**EXERCISE TASK:** Reproduce the listing below without changes, except that pictures are left out.

Stored data entries:
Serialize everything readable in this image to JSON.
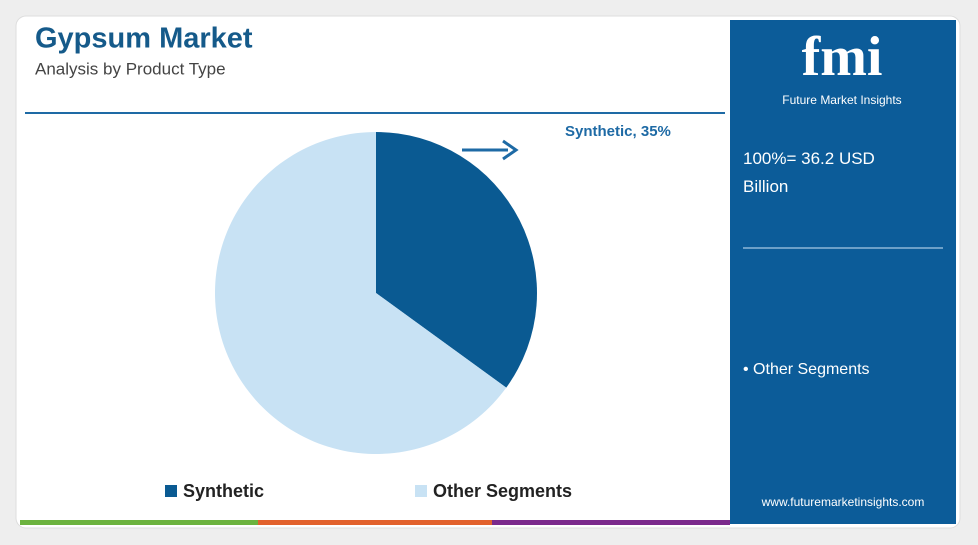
{
  "chart_data": {
    "type": "pie",
    "title": "Gypsum Market",
    "subtitle": "Analysis by Product Type",
    "categories": [
      "Synthetic",
      "Other Segments"
    ],
    "values": [
      35,
      65
    ],
    "value_labels": [
      "Synthetic, 35%",
      null
    ],
    "colors": [
      "#0a5a92",
      "#c8e2f4"
    ]
  },
  "side_panel": {
    "logo": "fmi",
    "logo_caption": "Future Market Insights",
    "total": "100%= 36.2 USD Billion",
    "bullet": "• Other Segments",
    "website": "www.futuremarketinsights.com"
  }
}
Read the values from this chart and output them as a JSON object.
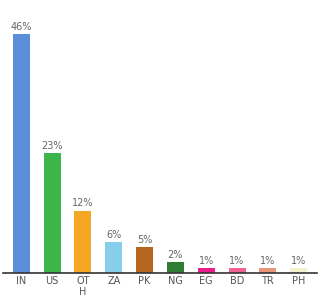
{
  "categories": [
    "IN",
    "US",
    "OT\nH",
    "ZA",
    "PK",
    "NG",
    "EG",
    "BD",
    "TR",
    "PH"
  ],
  "values": [
    46,
    23,
    12,
    6,
    5,
    2,
    1,
    1,
    1,
    1
  ],
  "labels": [
    "46%",
    "23%",
    "12%",
    "6%",
    "5%",
    "2%",
    "1%",
    "1%",
    "1%",
    "1%"
  ],
  "bar_colors": [
    "#5b8dd9",
    "#3cb54a",
    "#f5a623",
    "#87ceeb",
    "#b5651d",
    "#2e7d32",
    "#e91e8c",
    "#f06292",
    "#e8967a",
    "#f5f0d0"
  ],
  "background_color": "#ffffff",
  "ylim": [
    0,
    52
  ],
  "label_fontsize": 7,
  "tick_fontsize": 7
}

**RESULT BELOW:**
Serialize everything readable in this image to JSON.
{
  "chart_data": {
    "type": "pie",
    "title": "Gypsum Market",
    "subtitle": "Analysis by Product Type",
    "categories": [
      "Synthetic",
      "Other Segments"
    ],
    "values": [
      35,
      65
    ],
    "value_labels": [
      "Synthetic, 35%",
      null
    ],
    "colors": [
      "#0a5a92",
      "#c8e2f4"
    ]
  },
  "side_panel": {
    "logo": "fmi",
    "logo_caption": "Future Market Insights",
    "total": "100%= 36.2 USD Billion",
    "bullet": "• Other Segments",
    "website": "www.futuremarketinsights.com"
  }
}
Read the values from this chart and output them as a JSON object.
{
  "categories": [
    "IN",
    "US",
    "OT\nH",
    "ZA",
    "PK",
    "NG",
    "EG",
    "BD",
    "TR",
    "PH"
  ],
  "values": [
    46,
    23,
    12,
    6,
    5,
    2,
    1,
    1,
    1,
    1
  ],
  "labels": [
    "46%",
    "23%",
    "12%",
    "6%",
    "5%",
    "2%",
    "1%",
    "1%",
    "1%",
    "1%"
  ],
  "bar_colors": [
    "#5b8dd9",
    "#3cb54a",
    "#f5a623",
    "#87ceeb",
    "#b5651d",
    "#2e7d32",
    "#e91e8c",
    "#f06292",
    "#e8967a",
    "#f5f0d0"
  ],
  "background_color": "#ffffff",
  "ylim": [
    0,
    52
  ],
  "label_fontsize": 7,
  "tick_fontsize": 7
}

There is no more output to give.